» **What is needed**: Across the entries below, how many lines contain the string "this"? Give only the count.

Items from a data source
»»

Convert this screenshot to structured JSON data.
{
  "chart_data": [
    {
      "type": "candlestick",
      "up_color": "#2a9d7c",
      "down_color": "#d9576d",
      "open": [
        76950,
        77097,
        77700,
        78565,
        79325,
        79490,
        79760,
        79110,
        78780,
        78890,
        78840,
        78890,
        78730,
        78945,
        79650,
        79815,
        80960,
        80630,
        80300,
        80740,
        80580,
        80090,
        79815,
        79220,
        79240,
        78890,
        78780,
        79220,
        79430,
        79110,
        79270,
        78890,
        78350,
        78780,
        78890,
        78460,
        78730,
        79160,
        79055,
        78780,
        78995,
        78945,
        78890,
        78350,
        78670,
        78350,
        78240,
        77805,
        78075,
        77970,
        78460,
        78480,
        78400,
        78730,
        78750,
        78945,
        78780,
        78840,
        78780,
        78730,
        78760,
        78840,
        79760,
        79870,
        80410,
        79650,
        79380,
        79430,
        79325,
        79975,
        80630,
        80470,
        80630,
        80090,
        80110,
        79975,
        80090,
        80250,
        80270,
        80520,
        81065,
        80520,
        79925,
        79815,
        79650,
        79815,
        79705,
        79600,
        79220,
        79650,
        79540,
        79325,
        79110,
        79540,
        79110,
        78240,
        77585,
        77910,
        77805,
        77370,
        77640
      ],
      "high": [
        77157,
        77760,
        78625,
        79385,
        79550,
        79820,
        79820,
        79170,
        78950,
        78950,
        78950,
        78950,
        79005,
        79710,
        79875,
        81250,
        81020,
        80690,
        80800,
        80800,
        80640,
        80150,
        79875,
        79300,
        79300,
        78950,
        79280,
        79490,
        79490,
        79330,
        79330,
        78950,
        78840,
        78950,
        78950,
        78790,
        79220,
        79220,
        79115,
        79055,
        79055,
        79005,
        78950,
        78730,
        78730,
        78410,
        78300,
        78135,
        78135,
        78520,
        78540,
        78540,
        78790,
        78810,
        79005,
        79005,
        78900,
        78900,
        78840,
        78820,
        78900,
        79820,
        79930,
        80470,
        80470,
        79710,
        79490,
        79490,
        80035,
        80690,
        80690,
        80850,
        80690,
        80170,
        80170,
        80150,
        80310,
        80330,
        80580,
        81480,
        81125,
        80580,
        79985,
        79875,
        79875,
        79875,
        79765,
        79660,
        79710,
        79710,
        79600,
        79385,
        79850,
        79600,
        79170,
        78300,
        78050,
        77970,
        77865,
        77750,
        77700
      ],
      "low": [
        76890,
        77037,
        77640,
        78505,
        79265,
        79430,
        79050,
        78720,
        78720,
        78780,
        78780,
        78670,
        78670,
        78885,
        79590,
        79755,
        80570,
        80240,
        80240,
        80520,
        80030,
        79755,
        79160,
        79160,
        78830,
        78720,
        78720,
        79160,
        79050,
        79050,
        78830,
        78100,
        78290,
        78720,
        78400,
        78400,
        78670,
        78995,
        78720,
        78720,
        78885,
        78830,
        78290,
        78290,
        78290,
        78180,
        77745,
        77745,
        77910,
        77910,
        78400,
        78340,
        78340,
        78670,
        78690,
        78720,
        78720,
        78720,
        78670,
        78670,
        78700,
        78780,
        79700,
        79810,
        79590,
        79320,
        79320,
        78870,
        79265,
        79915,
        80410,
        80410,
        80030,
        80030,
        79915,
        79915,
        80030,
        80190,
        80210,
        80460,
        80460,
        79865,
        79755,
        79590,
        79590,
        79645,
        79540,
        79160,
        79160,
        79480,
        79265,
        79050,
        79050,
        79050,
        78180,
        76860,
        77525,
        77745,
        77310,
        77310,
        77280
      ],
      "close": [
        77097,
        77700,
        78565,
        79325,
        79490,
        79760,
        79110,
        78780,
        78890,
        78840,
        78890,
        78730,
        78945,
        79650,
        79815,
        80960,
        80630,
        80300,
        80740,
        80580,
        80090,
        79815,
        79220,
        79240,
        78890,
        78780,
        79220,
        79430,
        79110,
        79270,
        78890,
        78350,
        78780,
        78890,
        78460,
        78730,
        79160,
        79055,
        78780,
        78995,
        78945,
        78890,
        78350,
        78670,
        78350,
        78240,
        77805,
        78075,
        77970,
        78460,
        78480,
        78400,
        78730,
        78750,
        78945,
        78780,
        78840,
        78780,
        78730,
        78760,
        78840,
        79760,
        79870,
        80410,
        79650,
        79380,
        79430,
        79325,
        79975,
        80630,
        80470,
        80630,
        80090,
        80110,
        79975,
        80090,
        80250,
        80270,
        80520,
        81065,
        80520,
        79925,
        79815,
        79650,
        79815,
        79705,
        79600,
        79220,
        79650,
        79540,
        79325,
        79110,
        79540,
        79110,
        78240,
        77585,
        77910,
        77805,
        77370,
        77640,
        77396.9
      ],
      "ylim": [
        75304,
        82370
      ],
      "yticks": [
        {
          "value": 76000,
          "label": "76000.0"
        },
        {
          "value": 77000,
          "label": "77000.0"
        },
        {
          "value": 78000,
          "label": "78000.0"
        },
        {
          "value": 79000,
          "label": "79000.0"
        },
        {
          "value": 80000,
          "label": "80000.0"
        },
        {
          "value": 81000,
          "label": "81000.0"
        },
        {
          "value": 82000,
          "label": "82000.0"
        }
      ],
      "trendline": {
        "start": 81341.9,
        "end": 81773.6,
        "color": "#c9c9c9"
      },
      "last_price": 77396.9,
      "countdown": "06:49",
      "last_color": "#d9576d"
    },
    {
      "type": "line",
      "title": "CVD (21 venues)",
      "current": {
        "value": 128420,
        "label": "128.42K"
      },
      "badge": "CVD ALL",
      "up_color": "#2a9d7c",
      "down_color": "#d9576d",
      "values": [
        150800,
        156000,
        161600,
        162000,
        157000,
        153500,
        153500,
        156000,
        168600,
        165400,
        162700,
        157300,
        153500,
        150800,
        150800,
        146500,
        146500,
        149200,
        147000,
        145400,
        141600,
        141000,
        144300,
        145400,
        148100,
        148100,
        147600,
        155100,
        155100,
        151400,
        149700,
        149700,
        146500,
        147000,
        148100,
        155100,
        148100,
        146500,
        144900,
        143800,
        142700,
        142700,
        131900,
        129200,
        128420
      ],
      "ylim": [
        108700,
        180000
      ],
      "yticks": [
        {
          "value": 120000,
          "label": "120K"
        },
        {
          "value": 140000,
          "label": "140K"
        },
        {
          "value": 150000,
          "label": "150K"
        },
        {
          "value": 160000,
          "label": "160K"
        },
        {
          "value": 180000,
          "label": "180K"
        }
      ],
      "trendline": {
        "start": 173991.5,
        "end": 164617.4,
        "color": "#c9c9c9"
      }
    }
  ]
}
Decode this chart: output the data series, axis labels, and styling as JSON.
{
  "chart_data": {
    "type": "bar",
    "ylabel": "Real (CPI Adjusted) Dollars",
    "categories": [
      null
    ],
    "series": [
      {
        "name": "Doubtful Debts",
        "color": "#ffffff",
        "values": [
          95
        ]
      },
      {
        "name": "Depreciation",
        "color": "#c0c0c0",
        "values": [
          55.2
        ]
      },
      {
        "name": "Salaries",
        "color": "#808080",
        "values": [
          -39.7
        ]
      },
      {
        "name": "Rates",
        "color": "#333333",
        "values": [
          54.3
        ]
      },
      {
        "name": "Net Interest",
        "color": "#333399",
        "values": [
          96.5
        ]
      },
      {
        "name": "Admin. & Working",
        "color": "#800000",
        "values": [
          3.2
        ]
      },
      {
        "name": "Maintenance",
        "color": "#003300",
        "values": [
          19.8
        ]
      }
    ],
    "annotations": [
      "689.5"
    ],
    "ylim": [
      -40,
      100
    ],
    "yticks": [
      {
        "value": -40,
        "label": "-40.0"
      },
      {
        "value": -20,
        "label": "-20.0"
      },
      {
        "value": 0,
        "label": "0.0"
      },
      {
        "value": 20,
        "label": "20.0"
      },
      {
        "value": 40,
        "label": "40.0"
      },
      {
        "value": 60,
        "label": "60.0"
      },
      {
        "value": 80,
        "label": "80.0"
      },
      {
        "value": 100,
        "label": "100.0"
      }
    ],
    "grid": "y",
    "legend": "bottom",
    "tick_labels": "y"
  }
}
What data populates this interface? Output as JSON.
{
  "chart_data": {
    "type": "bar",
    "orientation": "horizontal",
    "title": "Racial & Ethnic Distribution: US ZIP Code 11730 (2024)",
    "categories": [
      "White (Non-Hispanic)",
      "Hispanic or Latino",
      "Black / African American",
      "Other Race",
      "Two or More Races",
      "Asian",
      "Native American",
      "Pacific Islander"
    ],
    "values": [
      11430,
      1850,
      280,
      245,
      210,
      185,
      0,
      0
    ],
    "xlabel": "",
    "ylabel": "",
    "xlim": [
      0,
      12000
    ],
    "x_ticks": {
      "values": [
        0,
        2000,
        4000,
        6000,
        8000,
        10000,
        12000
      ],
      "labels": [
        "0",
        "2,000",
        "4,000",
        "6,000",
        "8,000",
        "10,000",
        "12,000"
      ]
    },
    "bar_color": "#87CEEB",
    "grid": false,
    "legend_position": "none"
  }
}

««

» **Expected output**: 3